● Request: Lines that hold the word "Site" should be located and copied.

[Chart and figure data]

──────

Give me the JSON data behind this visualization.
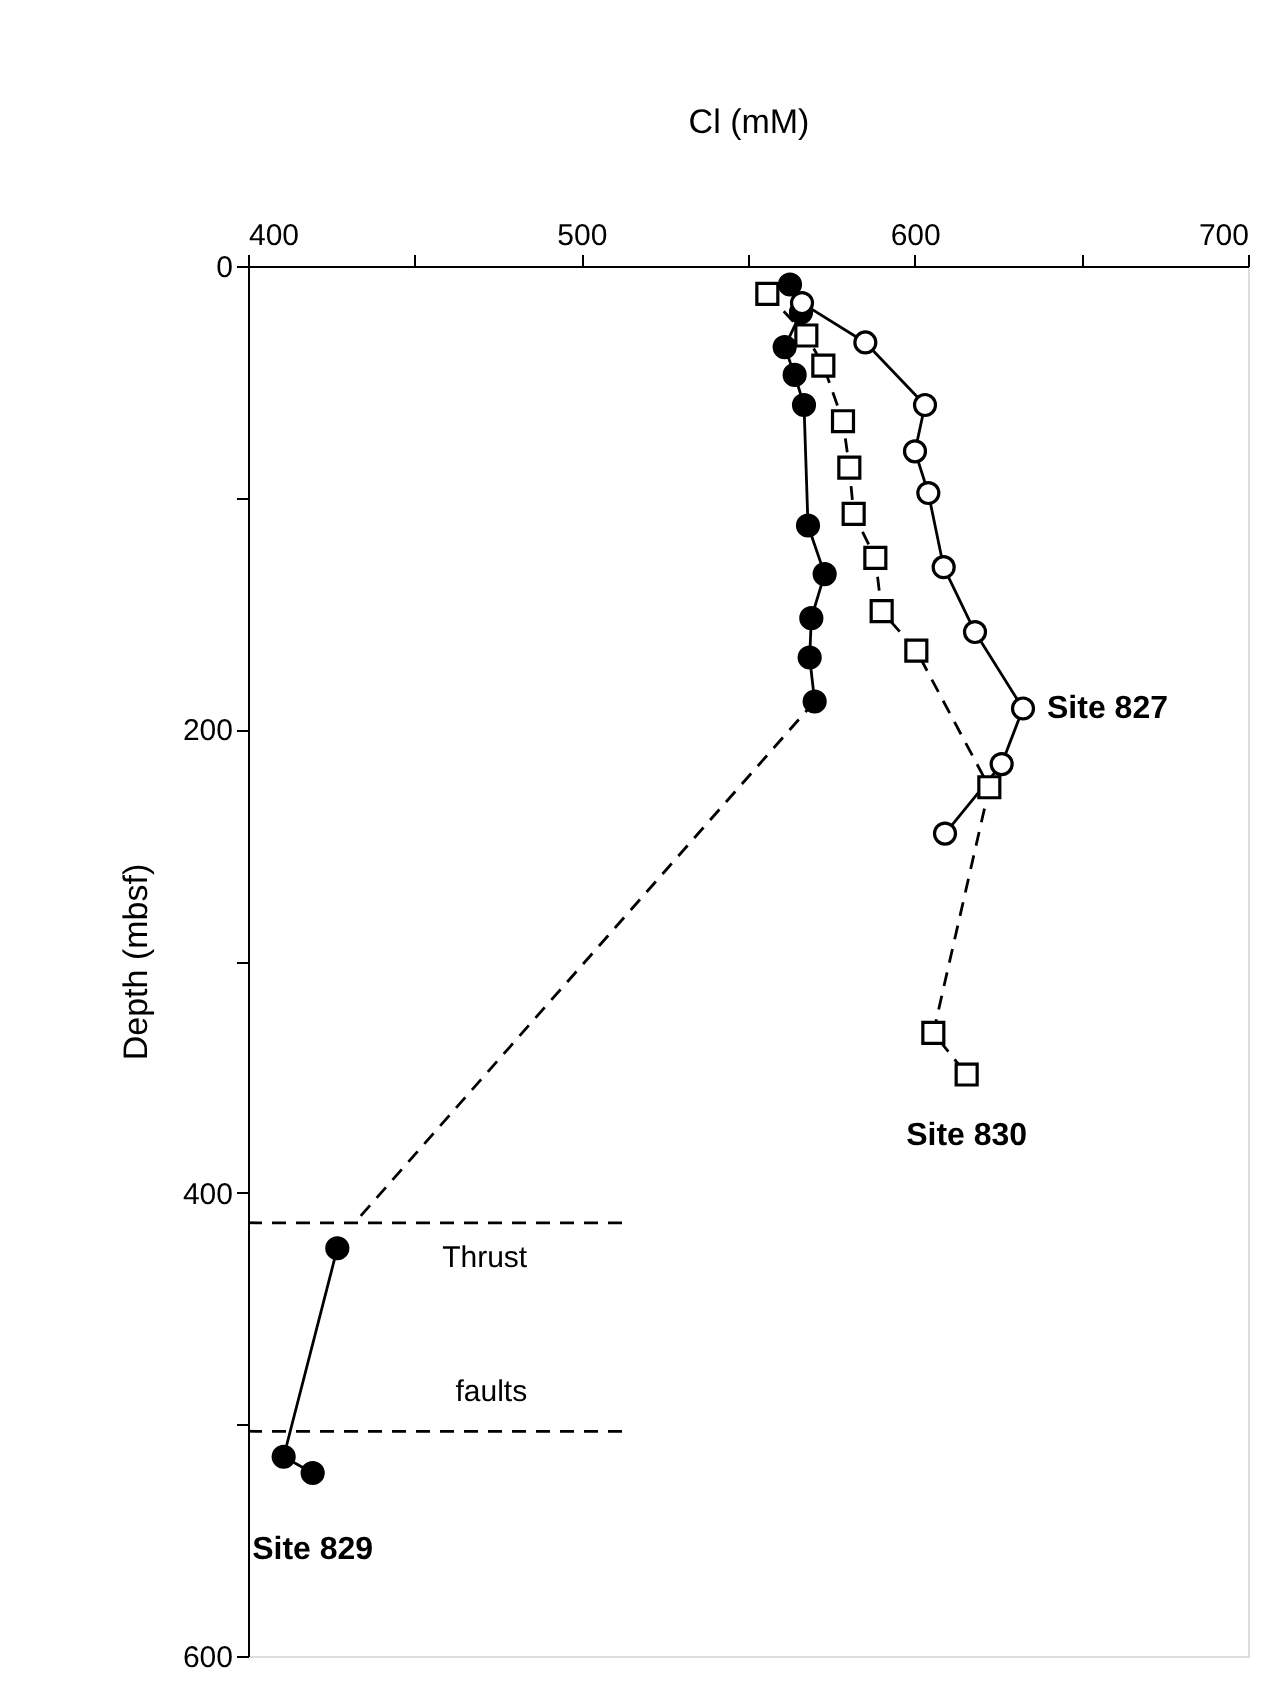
{
  "chart_data": {
    "type": "line",
    "xlabel": "Cl (mM)",
    "ylabel": "Depth (mbsf)",
    "xlim": [
      400,
      700
    ],
    "xticks": [
      400,
      {
        "value": 450,
        "label": null
      },
      500,
      {
        "value": 550,
        "label": null
      },
      600,
      {
        "value": 650,
        "label": null
      },
      700
    ],
    "ylim": [
      600,
      0
    ],
    "yticks": [
      0,
      {
        "value": 100,
        "label": null
      },
      200,
      {
        "value": 300,
        "label": null
      },
      400,
      {
        "value": 500,
        "label": null
      },
      600
    ],
    "grid": false,
    "series": [
      {
        "color": "#000000",
        "colors": [
          "#000000",
          "#000000",
          "#000000",
          "#000000",
          "#000000",
          "#000000",
          "#000000",
          "#000000",
          "#000000",
          "#000000"
        ],
        "marker": "circle",
        "line_style": "solid",
        "x": [
          562.6,
          565.9,
          561,
          564,
          566.8,
          568,
          573,
          569,
          568.5,
          570
        ],
        "values": [
          8,
          20,
          35,
          47,
          60,
          112,
          133,
          152,
          169,
          188
        ]
      },
      {
        "color": "#000000",
        "colors": [
          "#000000",
          "#000000",
          "#000000"
        ],
        "marker": "circle",
        "line_style": "solid",
        "x": [
          426.8,
          410.7,
          419.4
        ],
        "values": [
          424,
          514,
          521
        ]
      },
      {
        "color": "#000000",
        "marker": "none",
        "line_style": "dashed",
        "x": [
          570,
          432
        ],
        "values": [
          188,
          413
        ]
      },
      {
        "color": "#000000",
        "colors": [
          "#ffffff",
          "#ffffff",
          "#ffffff",
          "#ffffff",
          "#ffffff",
          "#ffffff",
          "#ffffff",
          "#ffffff",
          "#ffffff",
          "#ffffff"
        ],
        "marker": "circle",
        "line_style": "solid",
        "x": [
          566.2,
          585.2,
          603.1,
          600.1,
          604.1,
          608.7,
          618.1,
          632.5,
          626.1,
          609.1
        ],
        "values": [
          16,
          33,
          60,
          80,
          98,
          130,
          158,
          191,
          215,
          245
        ]
      },
      {
        "color": "#000000",
        "colors": [
          "#ffffff",
          "#ffffff",
          "#ffffff",
          "#ffffff",
          "#ffffff",
          "#ffffff",
          "#ffffff",
          "#ffffff",
          "#ffffff",
          "#ffffff",
          "#ffffff",
          "#ffffff"
        ],
        "marker": "square",
        "line_style": "dashed",
        "x": [
          555.8,
          567.5,
          572.6,
          578.5,
          580.4,
          581.7,
          588.2,
          590.1,
          600.5,
          622.4,
          605.6,
          615.6
        ],
        "values": [
          12,
          30,
          43,
          67,
          87,
          107,
          126,
          149,
          166,
          225,
          331,
          349
        ]
      },
      {
        "color": "#000000",
        "marker": "none",
        "line_style": "dashed",
        "x": [
          400,
          513
        ],
        "values": [
          413,
          413
        ]
      },
      {
        "color": "#000000",
        "marker": "none",
        "line_style": "dashed",
        "x": [
          400,
          513
        ],
        "values": [
          503,
          503
        ]
      }
    ],
    "annotations": [
      {
        "text": "Site 827",
        "x": 632.5,
        "y": 191
      },
      {
        "text": "Site 830",
        "x": 615.6,
        "y": 349
      },
      {
        "text": "Site 829",
        "x": 419.4,
        "y": 521
      },
      {
        "text": "Thrust",
        "x": 471,
        "y": 413
      },
      {
        "text": "faults",
        "x": 473,
        "y": 503
      }
    ]
  }
}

──────

● Output of the exercise:
        "text": "Site 827",
        "text": "Site 830",
        "text": "Site 829",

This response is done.